▶ [小练习] 把视频统计查询摘录中的一段原样誊写下来：从含有“统计视频类别热度Top10”的地方起，到“转行(展开)，然后再进行count即可。”为止。

▶ [文本摘录]
思路：使用order by按照views字段做一个全局排序即可，同时我们设置只显示前10条。

select 
    videoId, 
    uploader, 
    age, 
    category, 
    length, 
    views, 
    rate, 
    ratings, 
    comments 
from 
    video_orc 
order by 
    views 
desc limit 
    10;

统计视频类别热度Top10

思路：

即统计每个类别有多少个视频，显示出包含视频最多的前10个类别。
需要按照类别group by聚合，然后count组内的videoId个数即可。
因为当前表结构为：一个视频对应一个或多个类别。所以如果要group by类别，需要先将类别进行列转行(展开)，然后再进行count即可。
最后按照热度排序，显示前10条。

select 
    category_name as category, 
    count(t1.videoId) as hot 
from (
    select 
        videoId,
        category_name 
    from 
        video_orc lateral view explode(category) t_catetory as category_name) t1 
group by 
    t1.category_name 
order by 
    hot 
desc limit 
    10;

统计出视频观看数最高的20个视频的所属类别以及类别包含Top20视频的个数

思路：

先找到观看数最高的20个视频所属条目的所有信息，降序排列
把这20条信息中的category分裂出来(列转行)
最后查询视频分类名称和该分类下有多少个Top20的视频

select 
    category_name as category, 
    count(t2.videoId) as hot_with_views 
from (
    select 
        videoId, 
        category_name 
    from (
        select 
            * 
        from 
            video_orc 
        order by 
            views 
        desc limit 
            20) t1 lateral view explode(category) t_catetory as category_name) t2 
group by 
    category_name 
order by 
    hot_with_views 
desc;

统计视频观看数Top50所关联视频的所属类别Rank

思路：

查询出观看数最多的前50个视频的所有信息(当然包含了每个视频对应的关联视频)，记为临时表t1

t1：观看数前50的视频

select 
    * 
from 
    video_orc 
order by 
    views 
desc limit 
    50;

将找到的50条视频信息的相关视频relatedId列转行，记为临时表t2

t2：将相关视频的id进行列转行操作

select 
    explode(relatedId) as videoId 
from 
	t1;

将相关视频的id和video_orc表进行inner join操作

t5：得到两列数据，一列是category，一列是之前查询出来的相关视频id

 (select 
    distinct(t2.videoId), 
    t3.category 
from 
    t2
inner join 
    video_orc t3 on t2.videoId = t3.videoId) t4 lateral view explode(category) t_catetory as category_name;

按照视频类别进行分组，统计每组视频个数，然后排行

select 
    category_name as category, 
    count(t5.videoId) as hot 
from (
    select 
        videoId, 
        category_name 
    from (
        select 
            distinct(t2.videoId), 
            t3.category 
        from (
            select 
                explode(relatedId) as videoId 
            from (
                select 
                    * 
                from 
                    video_orc 
                order by 
                    views 
                desc limit 
                    50) t1) t2 
        inner join 
            video_orc t3 on t2.videoId = t3.videoId) t4 lateral view explode(category) t_catetory as category_name) t5
group by 
    category_name 
order by 
    hot 
desc;

统计每个类别中的视频热度Top10，以Music为例

思路：

要想统计Music类别中的视频热度Top10，需要先找到Music类别，那么就需要将category展开，所以可以创建一张表用于存放categoryId展开的数据。

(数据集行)
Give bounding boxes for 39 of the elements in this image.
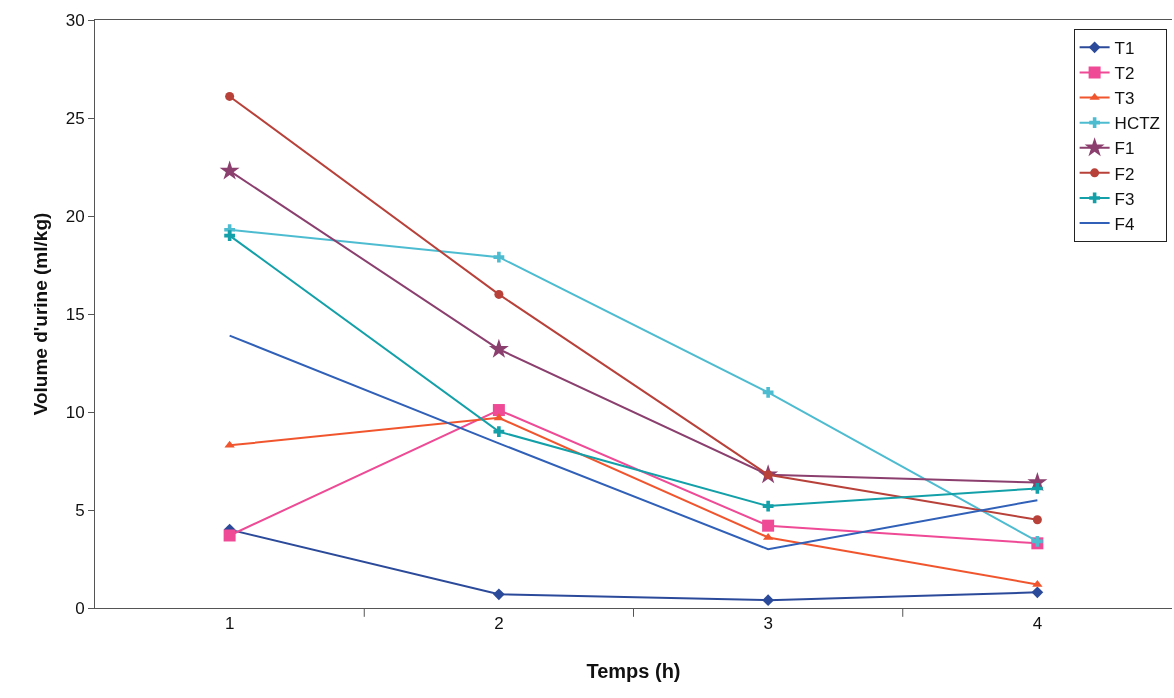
y-tick-label: 25 [65,108,85,128]
x-tick-label: 3 [763,614,773,634]
point [762,519,775,532]
x-tick-label: 2 [494,614,504,634]
point [224,440,235,448]
point [493,588,505,601]
point [225,91,235,101]
point [219,160,240,180]
point [494,289,504,299]
x-tick-label: 1 [224,614,235,634]
point [762,500,774,512]
y-tick-label: 0 [75,598,85,618]
y-tick-label: 5 [75,500,85,520]
point [1032,579,1043,587]
legend-label: F4 [1114,214,1135,234]
x-tick-label: 4 [1032,614,1043,634]
point [762,387,774,398]
legend-label: HCTZ [1114,114,1160,134]
legend-label: T3 [1114,89,1135,109]
point [488,338,509,358]
point [1031,586,1044,599]
y-tick-label: 30 [65,10,85,30]
point [493,426,505,437]
point [1032,515,1042,525]
legend-label: T1 [1114,39,1135,58]
y-tick-label: 20 [65,206,85,226]
y-axis-title: Volume d'urine (ml/kg) [30,212,51,416]
legend-label: F3 [1114,189,1135,209]
point [492,404,505,417]
legend-label: T2 [1114,64,1135,84]
legend-label: F2 [1114,164,1135,184]
point [493,251,505,263]
point [223,529,236,542]
y-tick-label: 15 [65,304,85,324]
legend-label: F1 [1114,139,1135,159]
x-axis-title: Temps (h) [586,660,681,682]
point [762,594,774,607]
line-series [228,334,1039,551]
y-tick-label: 10 [65,402,85,422]
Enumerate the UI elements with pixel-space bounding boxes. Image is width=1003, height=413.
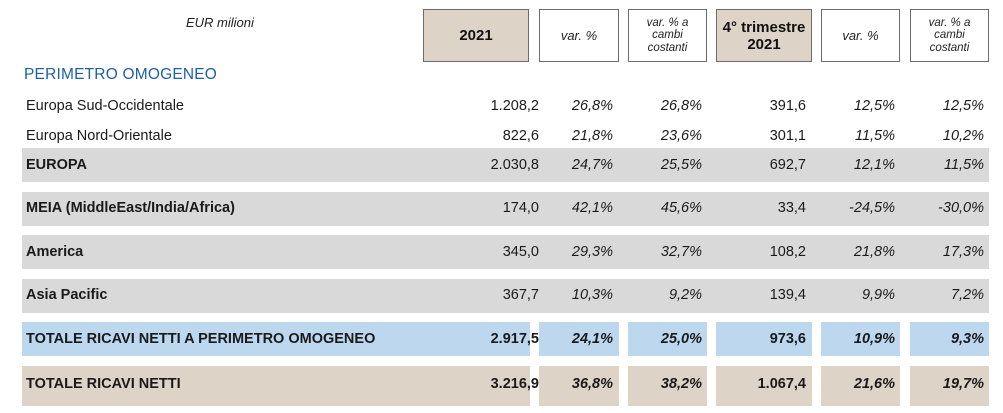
- cell-var-const-q: -30,0%: [938, 200, 984, 216]
- cell-var-q: 21,6%: [853, 376, 895, 392]
- band-total-varc: [628, 366, 707, 406]
- table-row: Asia Pacific 367,7 10,3% 9,2% 139,4 9,9%…: [0, 287, 1003, 309]
- cell-var-const-q: 19,7%: [942, 376, 984, 392]
- cell-q4: 139,4: [769, 287, 806, 303]
- table-row: EUROPA 2.030,8 24,7% 25,5% 692,7 12,1% 1…: [0, 157, 1003, 179]
- cell-q4: 301,1: [769, 128, 806, 144]
- cell-2021: 2.917,5: [490, 331, 539, 347]
- cell-2021: 3.216,9: [490, 376, 539, 392]
- row-label: America: [26, 244, 84, 260]
- row-label: TOTALE RICAVI NETTI: [26, 376, 181, 392]
- cell-var-const: 26,8%: [660, 98, 702, 114]
- cell-var-q: 21,8%: [853, 244, 895, 260]
- table-row: Europa Sud-Occidentale 1.208,2 26,8% 26,…: [0, 98, 1003, 120]
- cell-var-const: 32,7%: [660, 244, 702, 260]
- cell-var-q: 10,9%: [853, 331, 895, 347]
- unit-label: EUR milioni: [186, 15, 254, 30]
- table-row: TOTALE RICAVI NETTI A PERIMETRO OMOGENEO…: [0, 331, 1003, 353]
- cell-var-const: 9,2%: [668, 287, 702, 303]
- band-total-var: [539, 366, 619, 406]
- cell-var: 26,8%: [571, 98, 613, 114]
- cell-2021: 174,0: [502, 200, 539, 216]
- cell-q4: 1.067,4: [757, 376, 806, 392]
- band-total-label: [22, 366, 530, 406]
- cell-var-const-q: 10,2%: [942, 128, 984, 144]
- band-total-q4: [716, 366, 812, 406]
- cell-var: 29,3%: [571, 244, 613, 260]
- header-var-const-q: var. % a cambi costanti: [910, 9, 989, 62]
- cell-var: 24,1%: [571, 331, 613, 347]
- band-total-omog-var: [539, 322, 619, 356]
- cell-var-q: 12,5%: [853, 98, 895, 114]
- header-2021: 2021: [423, 9, 529, 62]
- band-total-varqc: [910, 366, 989, 406]
- cell-var-const-q: 11,5%: [943, 157, 984, 173]
- section-title: PERIMETRO OMOGENEO: [24, 66, 218, 83]
- cell-var-q: 12,1%: [853, 157, 895, 173]
- band-asia: [22, 279, 989, 313]
- cell-2021: 1.208,2: [490, 98, 539, 114]
- cell-q4: 108,2: [769, 244, 806, 260]
- cell-var: 36,8%: [571, 376, 613, 392]
- band-total-varq: [821, 366, 900, 406]
- header-var: var. %: [539, 9, 619, 62]
- row-label: Europa Nord-Orientale: [26, 128, 172, 144]
- table-row: Europa Nord-Orientale 822,6 21,8% 23,6% …: [0, 128, 1003, 150]
- cell-2021: 2.030,8: [490, 157, 539, 173]
- row-label: Europa Sud-Occidentale: [26, 98, 184, 114]
- cell-var: 24,7%: [571, 157, 613, 173]
- header-q4: 4° trimestre 2021: [716, 9, 812, 62]
- band-meia: [22, 192, 989, 226]
- cell-var-const-q: 17,3%: [942, 244, 984, 260]
- cell-var-const: 45,6%: [660, 200, 702, 216]
- cell-q4: 391,6: [769, 98, 806, 114]
- header-var-q: var. %: [821, 9, 900, 62]
- cell-var-q: 9,9%: [861, 287, 895, 303]
- cell-var-const: 38,2%: [660, 376, 702, 392]
- cell-2021: 345,0: [502, 244, 539, 260]
- cell-var-const: 23,6%: [660, 128, 702, 144]
- cell-var-const: 25,0%: [660, 331, 702, 347]
- row-label: Asia Pacific: [26, 287, 108, 303]
- band-europa: [22, 148, 989, 182]
- band-total-omog-label: [22, 322, 530, 356]
- cell-var: 10,3%: [571, 287, 613, 303]
- cell-q4: 692,7: [769, 157, 806, 173]
- table-row: TOTALE RICAVI NETTI 3.216,9 36,8% 38,2% …: [0, 376, 1003, 398]
- row-label: EUROPA: [26, 157, 87, 173]
- row-label: MEIA (MiddleEast/India/Africa): [26, 200, 235, 216]
- band-america: [22, 235, 989, 269]
- cell-var-q: 11,5%: [854, 128, 895, 144]
- table-row: America 345,0 29,3% 32,7% 108,2 21,8% 17…: [0, 244, 1003, 266]
- cell-var: 21,8%: [571, 128, 613, 144]
- cell-var-const-q: 9,3%: [950, 331, 984, 347]
- band-total-omog-varqc: [910, 322, 989, 356]
- cell-2021: 822,6: [502, 128, 539, 144]
- band-total-omog-varc: [628, 322, 707, 356]
- band-total-omog-q4: [716, 322, 812, 356]
- cell-2021: 367,7: [502, 287, 539, 303]
- table-row: MEIA (MiddleEast/India/Africa) 174,0 42,…: [0, 200, 1003, 222]
- cell-var-const-q: 12,5%: [942, 98, 984, 114]
- band-total-omog-varq: [821, 322, 900, 356]
- cell-var-const-q: 7,2%: [950, 287, 984, 303]
- cell-q4: 973,6: [769, 331, 806, 347]
- row-label: TOTALE RICAVI NETTI A PERIMETRO OMOGENEO: [26, 331, 376, 347]
- cell-var-const: 25,5%: [660, 157, 702, 173]
- cell-var: 42,1%: [571, 200, 613, 216]
- cell-var-q: -24,5%: [849, 200, 895, 216]
- header-var-const: var. % a cambi costanti: [628, 9, 707, 62]
- cell-q4: 33,4: [777, 200, 806, 216]
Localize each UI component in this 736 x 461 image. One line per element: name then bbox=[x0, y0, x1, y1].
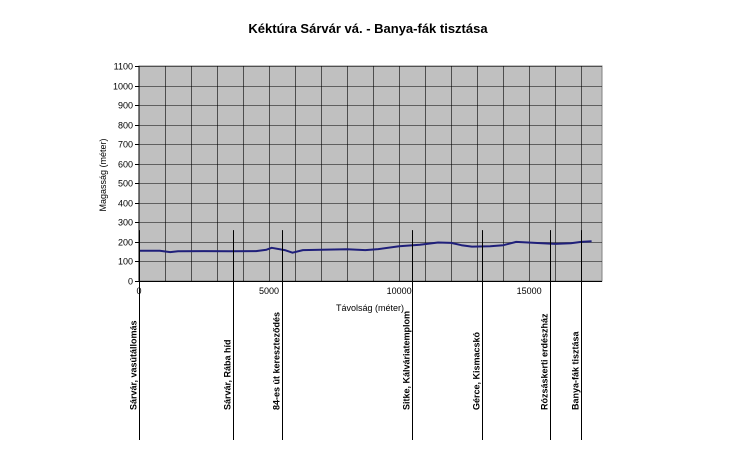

▶ [答案详解]
统计视频类别热度Top10

思路：

即统计每个类别有多少个视频，显示出包含视频最多的前10个类别。
需要按照类别group by聚合，然后count组内的videoId个数即可。
因为当前表结构为：一个视频对应一个或多个类别。所以如果要group by类别，需要先将类别进行列转行(展开)，然后再进行count即可。